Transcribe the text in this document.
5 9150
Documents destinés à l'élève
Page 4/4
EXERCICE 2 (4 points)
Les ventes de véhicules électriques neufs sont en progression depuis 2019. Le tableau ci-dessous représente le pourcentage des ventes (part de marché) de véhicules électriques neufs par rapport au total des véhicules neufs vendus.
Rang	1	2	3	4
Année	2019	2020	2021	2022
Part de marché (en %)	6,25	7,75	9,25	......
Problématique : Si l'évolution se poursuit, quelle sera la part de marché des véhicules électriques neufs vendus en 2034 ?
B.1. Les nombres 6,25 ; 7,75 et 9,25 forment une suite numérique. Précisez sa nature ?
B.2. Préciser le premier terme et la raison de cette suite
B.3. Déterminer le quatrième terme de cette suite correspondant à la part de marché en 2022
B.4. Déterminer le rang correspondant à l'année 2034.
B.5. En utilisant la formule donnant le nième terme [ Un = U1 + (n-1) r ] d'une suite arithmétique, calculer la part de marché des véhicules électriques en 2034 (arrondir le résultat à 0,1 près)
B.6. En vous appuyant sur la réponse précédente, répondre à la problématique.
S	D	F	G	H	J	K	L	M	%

######

* Task statement
Write down every line of the data above that includes the string "Déterminer".

* Problem solution
B.3. Déterminer le quatrième terme de cette suite correspondant à la part de marché en 2022
B.4. Déterminer le rang correspondant à l'année 2034.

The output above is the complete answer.